Required work:
Print every entry word for word, but omit the pictures.

Material for this task:

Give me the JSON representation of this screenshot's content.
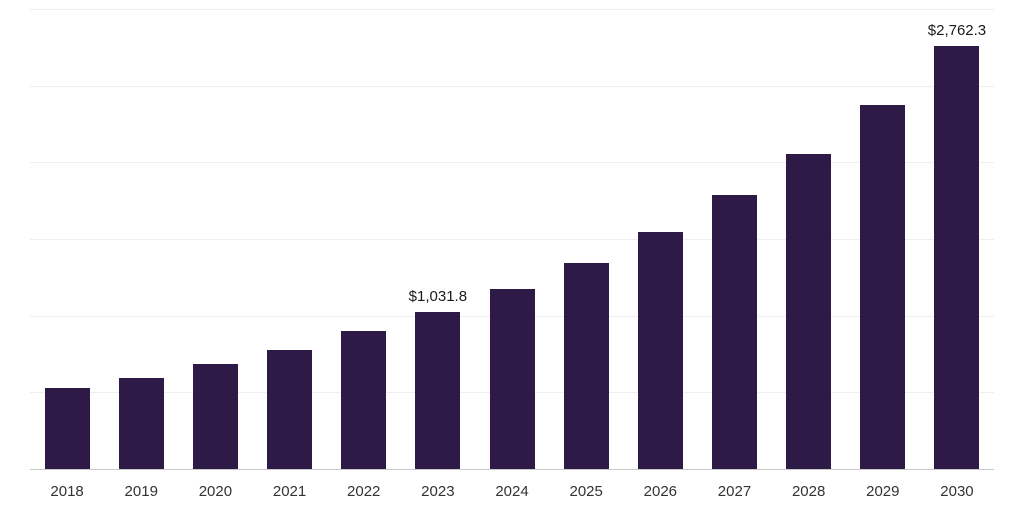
{
  "chart_data": {
    "type": "bar",
    "title": "",
    "xlabel": "",
    "ylabel": "",
    "categories": [
      "2018",
      "2019",
      "2020",
      "2021",
      "2022",
      "2023",
      "2024",
      "2025",
      "2026",
      "2027",
      "2028",
      "2029",
      "2030"
    ],
    "values": [
      535,
      600,
      690,
      780,
      905,
      1031.8,
      1180,
      1352,
      1555,
      1792,
      2060,
      2380,
      2762.3
    ],
    "data_labels": [
      "",
      "",
      "",
      "",
      "",
      "$1,031.8",
      "",
      "",
      "",
      "",
      "",
      "",
      "$2,762.3"
    ],
    "ylim": [
      0,
      3000
    ],
    "grid": true,
    "gridline_step": 500,
    "legend": "none",
    "bar_color": "#2e1a47",
    "gridline_color": "#efefef",
    "axis_line_color": "#c9c9c9",
    "value_label_color": "#1a1a1a",
    "tick_label_color": "#333333"
  }
}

The reply:
Give me the JSON representation of this screenshot's content.
{
  "chart_data": {
    "type": "bar",
    "title": "",
    "xlabel": "",
    "ylabel": "",
    "categories": [
      "2018",
      "2019",
      "2020",
      "2021",
      "2022",
      "2023",
      "2024",
      "2025",
      "2026",
      "2027",
      "2028",
      "2029",
      "2030"
    ],
    "values": [
      535,
      600,
      690,
      780,
      905,
      1031.8,
      1180,
      1352,
      1555,
      1792,
      2060,
      2380,
      2762.3
    ],
    "data_labels": [
      "",
      "",
      "",
      "",
      "",
      "$1,031.8",
      "",
      "",
      "",
      "",
      "",
      "",
      "$2,762.3"
    ],
    "ylim": [
      0,
      3000
    ],
    "grid": true,
    "gridline_step": 500,
    "legend": "none",
    "bar_color": "#2e1a47",
    "gridline_color": "#efefef",
    "axis_line_color": "#c9c9c9",
    "value_label_color": "#1a1a1a",
    "tick_label_color": "#333333"
  }
}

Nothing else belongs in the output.